-- START OF Task data --

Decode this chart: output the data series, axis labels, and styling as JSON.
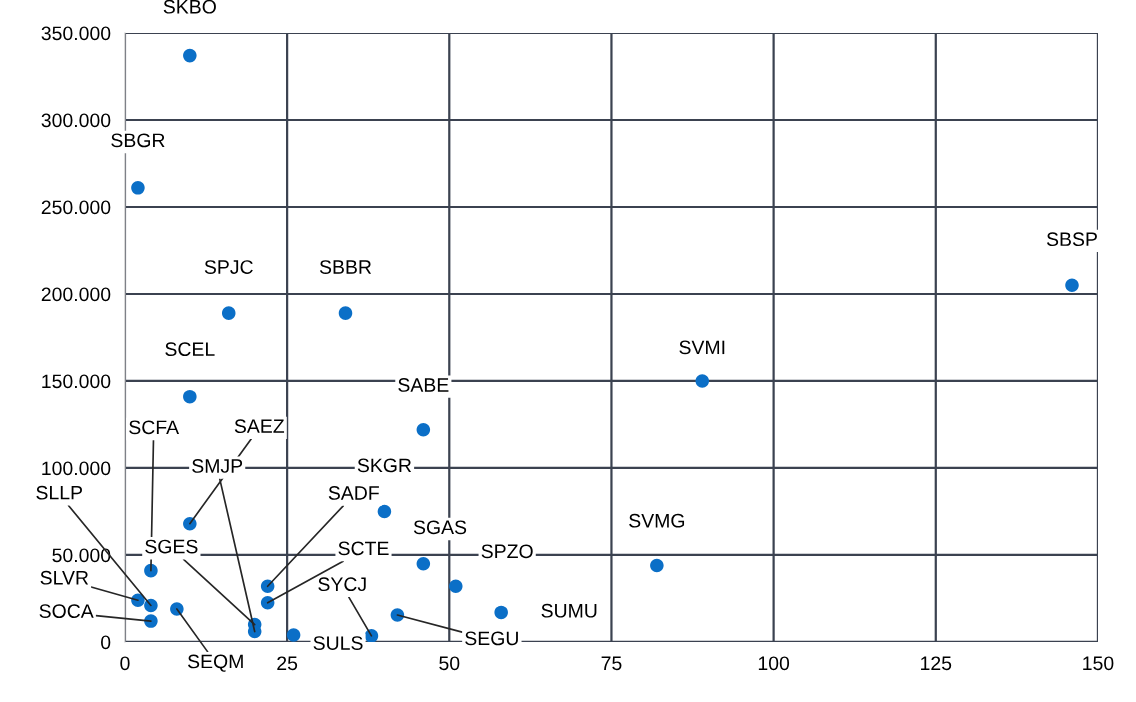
{
  "chart_data": {
    "type": "scatter",
    "marker": "circle",
    "grid": true,
    "x": [
      10,
      2,
      16,
      34,
      10,
      46,
      146,
      89,
      40,
      46,
      51,
      82,
      58,
      42,
      38,
      26,
      10,
      4,
      4,
      2,
      4,
      8,
      20,
      20,
      22,
      22
    ],
    "series": [
      {
        "color": "#0b6fc7",
        "values": [
          337000,
          261000,
          189000,
          189000,
          141000,
          122000,
          205000,
          150000,
          75000,
          45000,
          32000,
          44000,
          17000,
          15500,
          3500,
          4000,
          68000,
          41000,
          21000,
          24000,
          12000,
          19000,
          10000,
          6000,
          32000,
          22500
        ]
      }
    ],
    "xlim": [
      0,
      150
    ],
    "xticks": [
      0,
      25,
      50,
      75,
      100,
      125,
      150
    ],
    "ylim": [
      0,
      350000
    ],
    "yticks": [
      0,
      {
        "value": 50000,
        "label": "50.000"
      },
      {
        "value": 100000,
        "label": "100.000"
      },
      {
        "value": 150000,
        "label": "150.000"
      },
      {
        "value": 200000,
        "label": "200.000"
      },
      {
        "value": 250000,
        "label": "250.000"
      },
      {
        "value": 300000,
        "label": "300.000"
      },
      {
        "value": 350000,
        "label": "350.000"
      }
    ],
    "annotations": [
      {
        "text": "SKBO",
        "x": 10,
        "y": 337000
      },
      {
        "text": "SBGR",
        "x": 2,
        "y": 261000
      },
      {
        "text": "SPJC",
        "x": 16,
        "y": 189000
      },
      {
        "text": "SBBR",
        "x": 34,
        "y": 189000
      },
      {
        "text": "SCEL",
        "x": 10,
        "y": 141000
      },
      {
        "text": "SABE",
        "x": 46,
        "y": 122000
      },
      {
        "text": "SBSP",
        "x": 146,
        "y": 205000
      },
      {
        "text": "SVMI",
        "x": 89,
        "y": 150000
      },
      {
        "text": "SKGR",
        "x": 40,
        "y": 75000
      },
      {
        "text": "SGAS",
        "x": 46,
        "y": 45000
      },
      {
        "text": "SPZO",
        "x": 51,
        "y": 32000
      },
      {
        "text": "SVMG",
        "x": 82,
        "y": 44000
      },
      {
        "text": "SUMU",
        "x": 58,
        "y": 17000
      },
      {
        "text": "SEGU",
        "x": 42,
        "y": 15500
      },
      {
        "text": "SYCJ",
        "x": 38,
        "y": 3500
      },
      {
        "text": "SULS",
        "x": 26,
        "y": 4000
      },
      {
        "text": "SAEZ",
        "x": 10,
        "y": 68000
      },
      {
        "text": "SCFA",
        "x": 4,
        "y": 41000
      },
      {
        "text": "SLLP",
        "x": 4,
        "y": 21000
      },
      {
        "text": "SLVR",
        "x": 2,
        "y": 24000
      },
      {
        "text": "SOCA",
        "x": 4,
        "y": 12000
      },
      {
        "text": "SEQM",
        "x": 8,
        "y": 19000
      },
      {
        "text": "SGES",
        "x": 20,
        "y": 10000
      },
      {
        "text": "SMJP",
        "x": 20,
        "y": 6000
      },
      {
        "text": "SADF",
        "x": 22,
        "y": 32000
      },
      {
        "text": "SCTE",
        "x": 22,
        "y": 22500
      }
    ]
  }
}
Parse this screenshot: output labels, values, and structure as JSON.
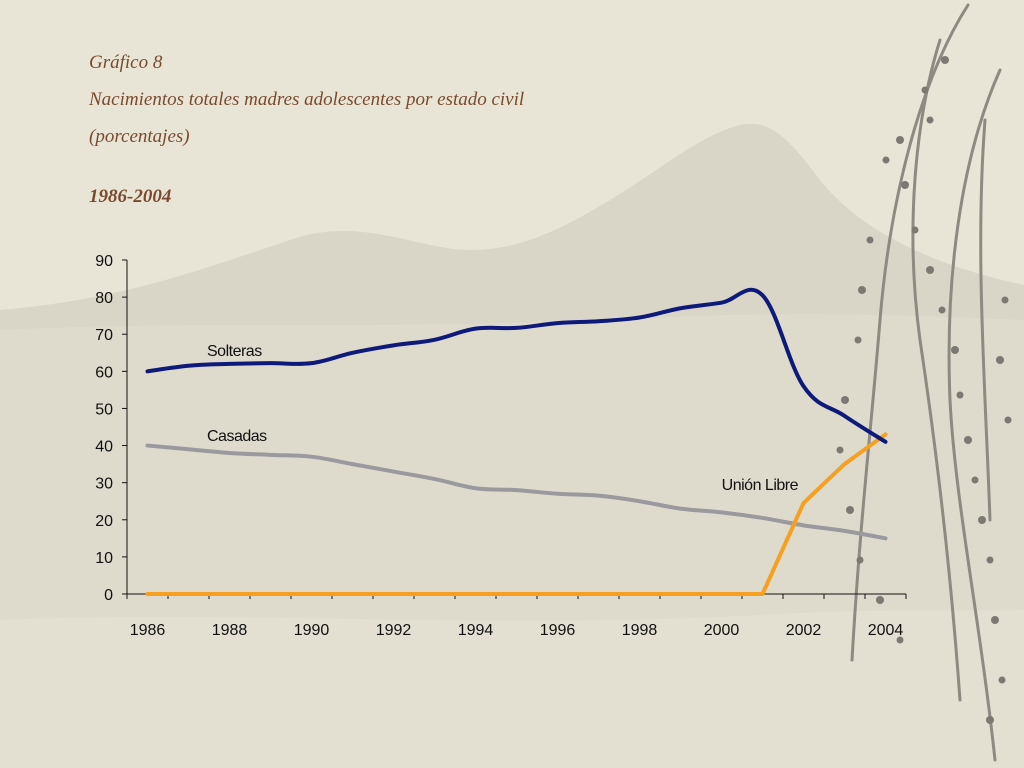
{
  "header": {
    "figure_label": "Gráfico 8",
    "title": "Nacimientos totales madres adolescentes por estado civil",
    "subtitle": "(porcentajes)",
    "period": "1986-2004"
  },
  "chart_data": {
    "type": "line",
    "title": "Nacimientos totales madres adolescentes por estado civil",
    "subtitle": "(porcentajes)",
    "xlabel": "",
    "ylabel": "",
    "xlim": [
      1986,
      2005
    ],
    "ylim": [
      0,
      90
    ],
    "y_ticks": [
      0,
      10,
      20,
      30,
      40,
      50,
      60,
      70,
      80,
      90
    ],
    "x_ticks": [
      1986,
      1988,
      1990,
      1992,
      1994,
      1996,
      1998,
      2000,
      2002,
      2004
    ],
    "grid": false,
    "legend": "inline labels",
    "x": [
      1986,
      1987,
      1988,
      1989,
      1990,
      1991,
      1992,
      1993,
      1994,
      1995,
      1996,
      1997,
      1998,
      1999,
      2000,
      2001,
      2002,
      2003,
      2004
    ],
    "series": [
      {
        "name": "Solteras",
        "color": "#0d1a7a",
        "values": [
          60,
          61.5,
          62,
          62.2,
          62.2,
          65,
          67,
          68.5,
          71.5,
          71.7,
          73,
          73.5,
          74.5,
          77,
          78.5,
          80.5,
          56,
          48,
          41
        ]
      },
      {
        "name": "Casadas",
        "color": "#9a9a9e",
        "values": [
          40,
          39,
          38,
          37.5,
          37,
          35,
          33,
          31,
          28.5,
          28,
          27,
          26.5,
          25,
          23,
          22,
          20.5,
          18.5,
          17,
          15
        ]
      },
      {
        "name": "Unión Libre",
        "color": "#f5a020",
        "values": [
          0,
          0,
          0,
          0,
          0,
          0,
          0,
          0,
          0,
          0,
          0,
          0,
          0,
          0,
          0,
          0,
          24.5,
          35,
          43
        ]
      }
    ]
  }
}
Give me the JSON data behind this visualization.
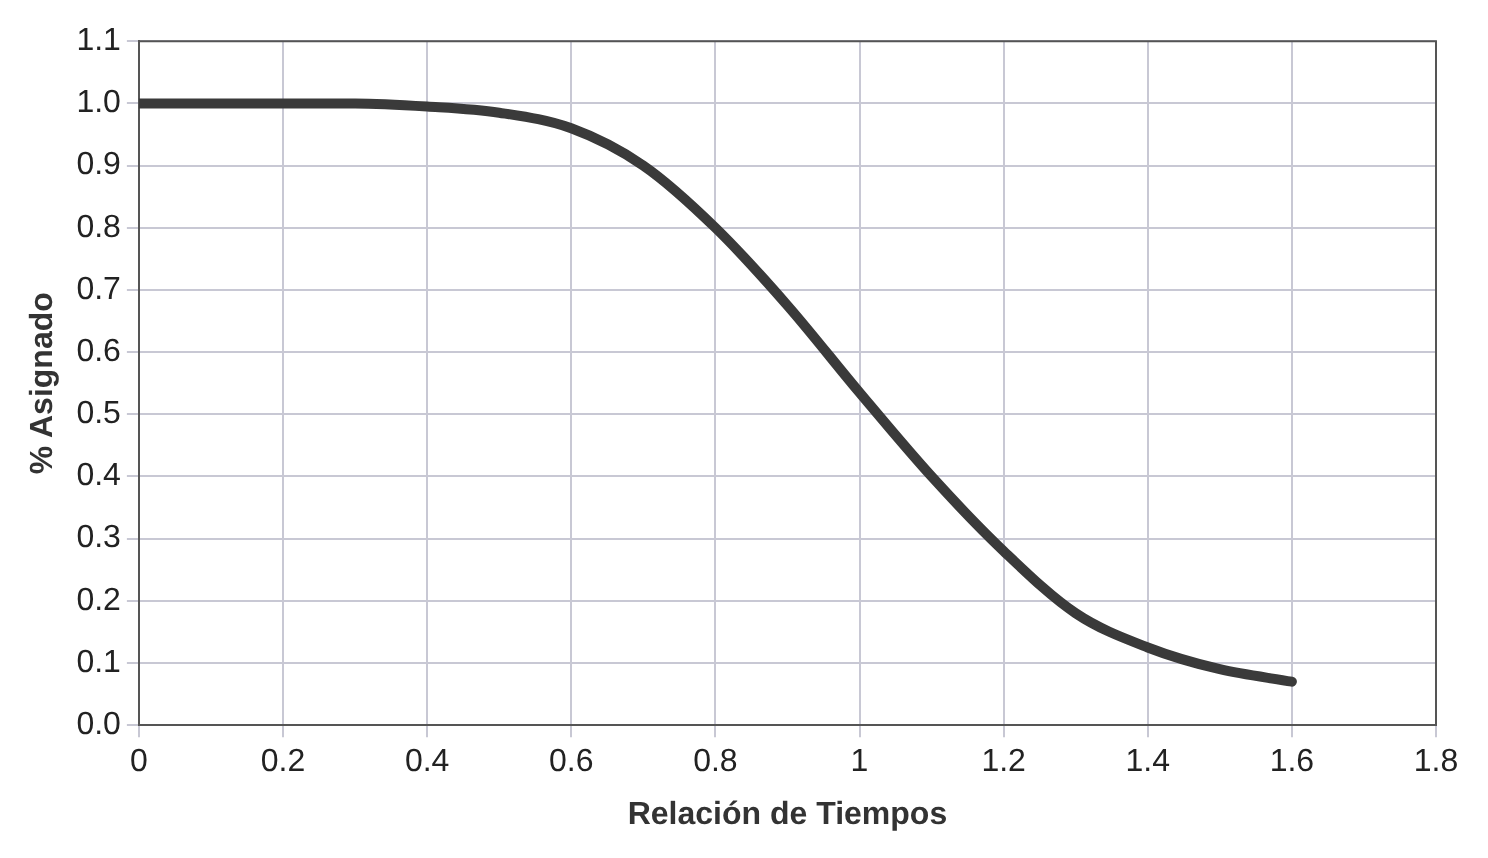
{
  "chart_data": {
    "type": "line",
    "xlabel": "Relación de Tiempos",
    "ylabel": "% Asignado",
    "x": [
      0,
      0.1,
      0.2,
      0.3,
      0.4,
      0.5,
      0.6,
      0.7,
      0.8,
      0.9,
      1.0,
      1.1,
      1.2,
      1.3,
      1.4,
      1.5,
      1.6
    ],
    "series": [
      {
        "color": "#3a3a3a",
        "values": [
          1.0,
          1.0,
          1.0,
          1.0,
          0.995,
          0.985,
          0.96,
          0.9,
          0.8,
          0.675,
          0.535,
          0.4,
          0.28,
          0.18,
          0.125,
          0.09,
          0.07
        ]
      }
    ],
    "xlim": [
      0,
      1.8
    ],
    "xticks": [
      0,
      0.2,
      0.4,
      0.6,
      0.8,
      1,
      1.2,
      1.4,
      1.6,
      1.8
    ],
    "ylim": [
      0,
      1.1
    ],
    "yticks": [
      {
        "value": 0,
        "label": "0.0"
      },
      0.1,
      0.2,
      0.3,
      0.4,
      0.5,
      0.6,
      0.7,
      0.8,
      0.9,
      {
        "value": 1,
        "label": "1.0"
      },
      1.1
    ],
    "grid": true,
    "legend": false,
    "marker": "none",
    "line_style": "solid"
  }
}
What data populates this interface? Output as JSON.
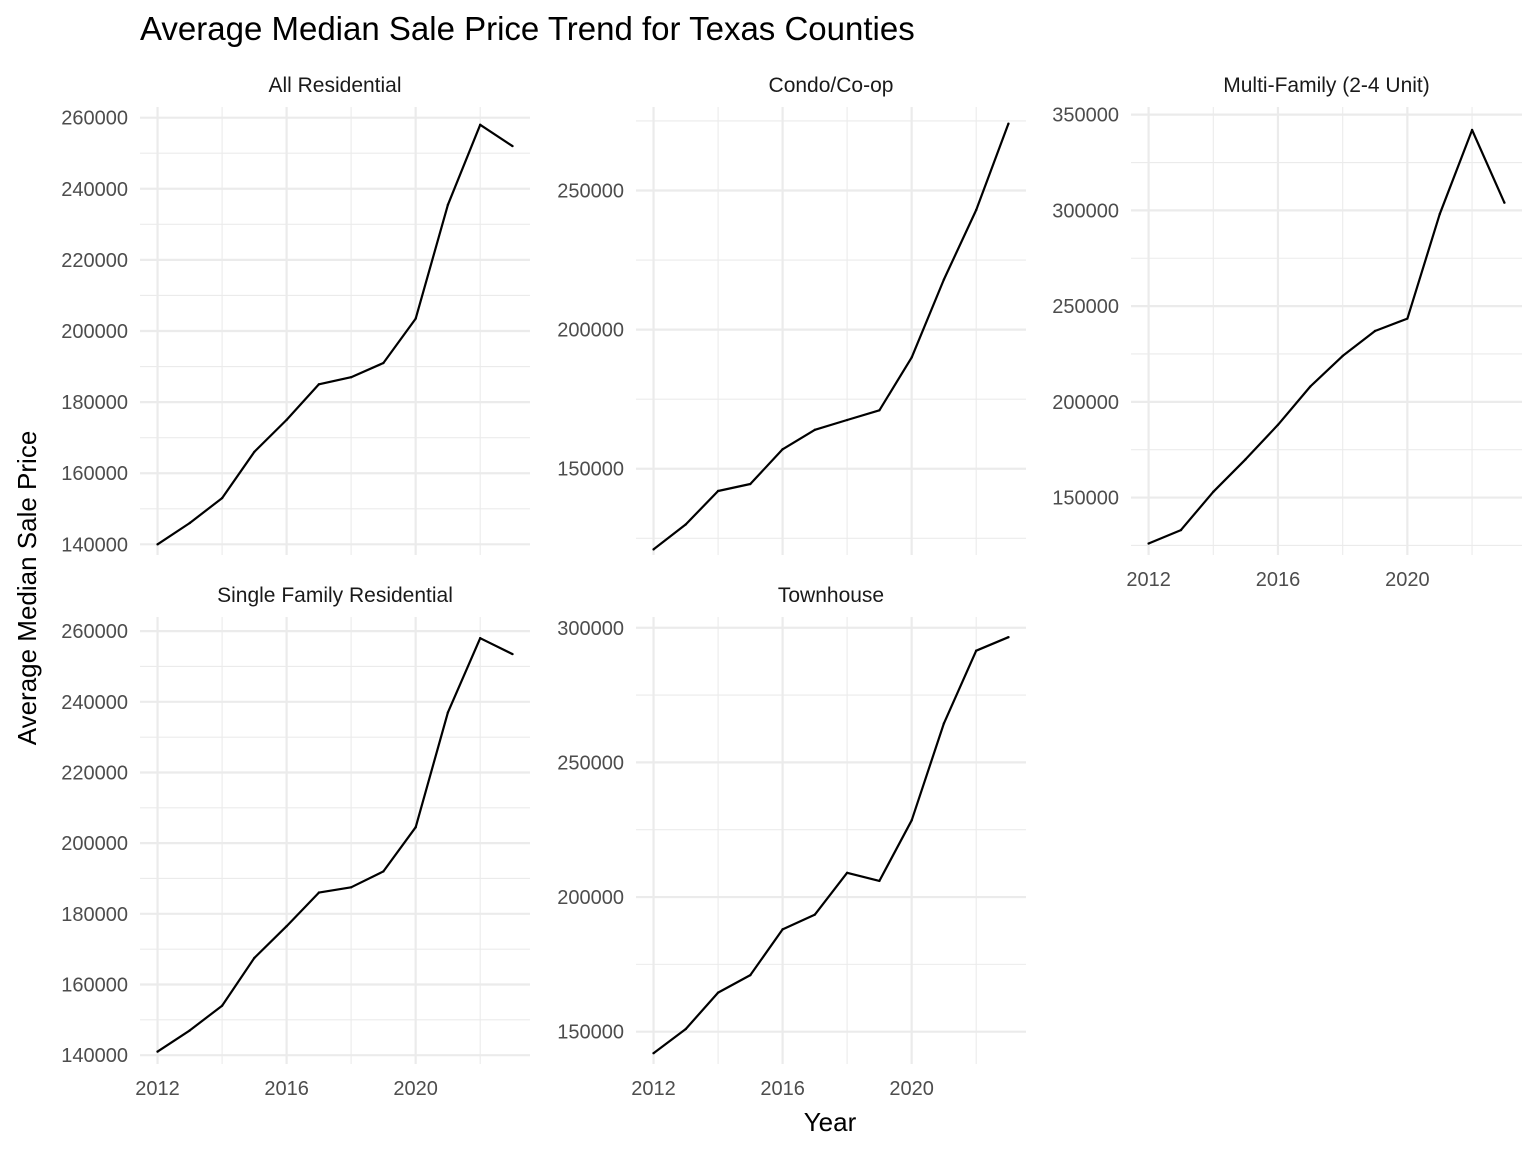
{
  "chart_data": {
    "type": "line",
    "title": "Average Median Sale Price Trend for Texas Counties",
    "xlabel": "Year",
    "ylabel": "Average Median Sale Price",
    "x": [
      2012,
      2013,
      2014,
      2015,
      2016,
      2017,
      2018,
      2019,
      2020,
      2021,
      2022,
      2023
    ],
    "x_ticks": [
      2012,
      2016,
      2020
    ],
    "grid": true,
    "panels": [
      {
        "name": "All Residential",
        "ylim": [
          137000,
          263000
        ],
        "y_ticks": [
          140000,
          160000,
          180000,
          200000,
          220000,
          240000,
          260000
        ],
        "values": [
          140000,
          146000,
          153000,
          166000,
          175000,
          185000,
          187000,
          191000,
          203500,
          235500,
          258000,
          252000
        ]
      },
      {
        "name": "Condo/Co-op",
        "ylim": [
          119000,
          280000
        ],
        "y_ticks": [
          150000,
          200000,
          250000
        ],
        "values": [
          121000,
          130000,
          142000,
          144500,
          157000,
          164000,
          167500,
          171000,
          190000,
          218000,
          243000,
          274000
        ]
      },
      {
        "name": "Multi-Family (2-4 Unit)",
        "ylim": [
          120000,
          354000
        ],
        "y_ticks": [
          150000,
          200000,
          250000,
          300000,
          350000
        ],
        "values": [
          126000,
          133000,
          153000,
          170000,
          188000,
          208000,
          224000,
          237000,
          243500,
          298000,
          342000,
          304000
        ]
      },
      {
        "name": "Single Family Residential",
        "ylim": [
          137500,
          264000
        ],
        "y_ticks": [
          140000,
          160000,
          180000,
          200000,
          220000,
          240000,
          260000
        ],
        "values": [
          141000,
          147000,
          154000,
          167500,
          176500,
          186000,
          187500,
          192000,
          204500,
          237000,
          258000,
          253500
        ]
      },
      {
        "name": "Townhouse",
        "ylim": [
          138000,
          304000
        ],
        "y_ticks": [
          150000,
          200000,
          250000,
          300000
        ],
        "values": [
          142000,
          151000,
          164500,
          171000,
          188000,
          193500,
          209000,
          206000,
          228500,
          264500,
          291500,
          296500
        ]
      }
    ]
  }
}
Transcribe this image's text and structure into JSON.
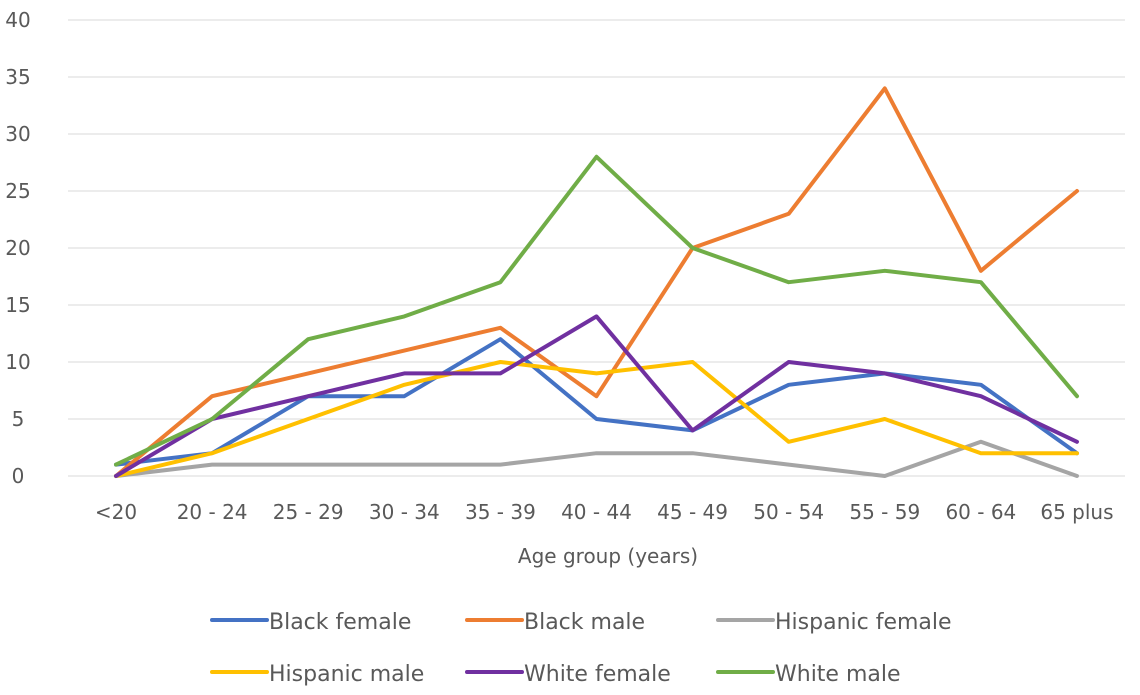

-- END OF Task data --

_Requirements_
Show the lines of the records that include the string "ylabel".

_Result for this task_
    "ylabel": "",
    "ylabel": "% Asignado",
    "ylabel": "Average Median Sale Price",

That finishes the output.